> _Set task_
From the data that follows, report how many lines hold the string "name", giving only the number.

> _Exercise material_

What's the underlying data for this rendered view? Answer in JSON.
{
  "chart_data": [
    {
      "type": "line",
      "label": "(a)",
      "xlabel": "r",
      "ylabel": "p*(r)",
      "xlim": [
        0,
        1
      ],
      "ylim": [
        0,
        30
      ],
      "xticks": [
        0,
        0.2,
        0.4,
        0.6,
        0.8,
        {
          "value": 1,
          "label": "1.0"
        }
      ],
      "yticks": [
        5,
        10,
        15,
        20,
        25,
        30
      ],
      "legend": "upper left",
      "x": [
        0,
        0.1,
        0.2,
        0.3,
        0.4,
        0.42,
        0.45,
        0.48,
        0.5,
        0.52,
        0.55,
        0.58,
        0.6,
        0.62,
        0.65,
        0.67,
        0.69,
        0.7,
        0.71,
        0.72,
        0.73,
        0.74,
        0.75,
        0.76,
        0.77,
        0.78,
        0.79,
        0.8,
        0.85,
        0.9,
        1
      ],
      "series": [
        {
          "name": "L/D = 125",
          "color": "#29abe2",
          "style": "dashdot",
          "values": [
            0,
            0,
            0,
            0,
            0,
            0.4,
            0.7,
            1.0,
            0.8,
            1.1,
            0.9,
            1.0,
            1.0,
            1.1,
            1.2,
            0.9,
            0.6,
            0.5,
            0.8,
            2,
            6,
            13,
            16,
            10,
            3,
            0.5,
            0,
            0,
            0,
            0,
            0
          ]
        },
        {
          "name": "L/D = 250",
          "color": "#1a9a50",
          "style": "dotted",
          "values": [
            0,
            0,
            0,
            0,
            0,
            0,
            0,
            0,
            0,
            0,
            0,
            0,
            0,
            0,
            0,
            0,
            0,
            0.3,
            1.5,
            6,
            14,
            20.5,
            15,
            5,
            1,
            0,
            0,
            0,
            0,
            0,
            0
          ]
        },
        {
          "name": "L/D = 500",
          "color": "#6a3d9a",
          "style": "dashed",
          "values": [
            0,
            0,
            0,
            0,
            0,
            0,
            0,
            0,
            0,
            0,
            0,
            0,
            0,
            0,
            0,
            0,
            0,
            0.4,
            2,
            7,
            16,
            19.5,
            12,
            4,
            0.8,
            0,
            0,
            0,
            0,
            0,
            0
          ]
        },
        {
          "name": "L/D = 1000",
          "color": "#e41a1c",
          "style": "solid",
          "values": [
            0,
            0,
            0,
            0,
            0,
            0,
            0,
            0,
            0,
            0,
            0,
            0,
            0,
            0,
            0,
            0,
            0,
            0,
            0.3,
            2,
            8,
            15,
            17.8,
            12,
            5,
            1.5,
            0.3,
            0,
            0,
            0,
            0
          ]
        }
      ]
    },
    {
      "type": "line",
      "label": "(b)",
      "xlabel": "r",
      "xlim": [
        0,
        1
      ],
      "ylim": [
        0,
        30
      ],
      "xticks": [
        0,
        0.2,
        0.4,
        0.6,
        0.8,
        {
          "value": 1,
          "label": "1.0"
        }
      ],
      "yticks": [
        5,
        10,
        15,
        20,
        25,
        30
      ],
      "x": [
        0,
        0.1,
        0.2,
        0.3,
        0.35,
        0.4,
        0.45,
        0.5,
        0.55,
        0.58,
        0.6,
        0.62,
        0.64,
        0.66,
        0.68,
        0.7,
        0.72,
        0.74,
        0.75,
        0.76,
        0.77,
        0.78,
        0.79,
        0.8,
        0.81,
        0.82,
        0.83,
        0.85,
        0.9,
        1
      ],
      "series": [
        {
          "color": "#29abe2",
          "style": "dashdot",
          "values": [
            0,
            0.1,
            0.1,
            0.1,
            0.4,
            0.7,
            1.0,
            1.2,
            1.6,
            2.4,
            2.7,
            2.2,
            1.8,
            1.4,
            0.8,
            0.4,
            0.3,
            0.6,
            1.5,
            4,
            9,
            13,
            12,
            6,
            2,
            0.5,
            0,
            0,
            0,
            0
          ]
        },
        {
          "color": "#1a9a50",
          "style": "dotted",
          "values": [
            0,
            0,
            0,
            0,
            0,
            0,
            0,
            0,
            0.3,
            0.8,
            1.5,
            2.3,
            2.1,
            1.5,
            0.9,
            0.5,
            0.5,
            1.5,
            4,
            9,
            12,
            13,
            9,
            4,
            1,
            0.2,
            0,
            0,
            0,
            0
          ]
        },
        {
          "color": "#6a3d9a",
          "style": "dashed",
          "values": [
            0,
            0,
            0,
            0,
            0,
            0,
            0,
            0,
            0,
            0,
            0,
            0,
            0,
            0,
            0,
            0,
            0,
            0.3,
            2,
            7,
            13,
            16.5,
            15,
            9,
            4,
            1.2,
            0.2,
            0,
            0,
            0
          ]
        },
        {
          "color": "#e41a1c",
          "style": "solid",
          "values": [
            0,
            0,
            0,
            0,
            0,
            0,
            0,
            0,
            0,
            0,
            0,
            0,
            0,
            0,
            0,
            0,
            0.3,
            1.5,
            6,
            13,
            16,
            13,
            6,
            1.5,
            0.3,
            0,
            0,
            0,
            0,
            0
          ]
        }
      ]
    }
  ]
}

> _Answer to this exercise_
4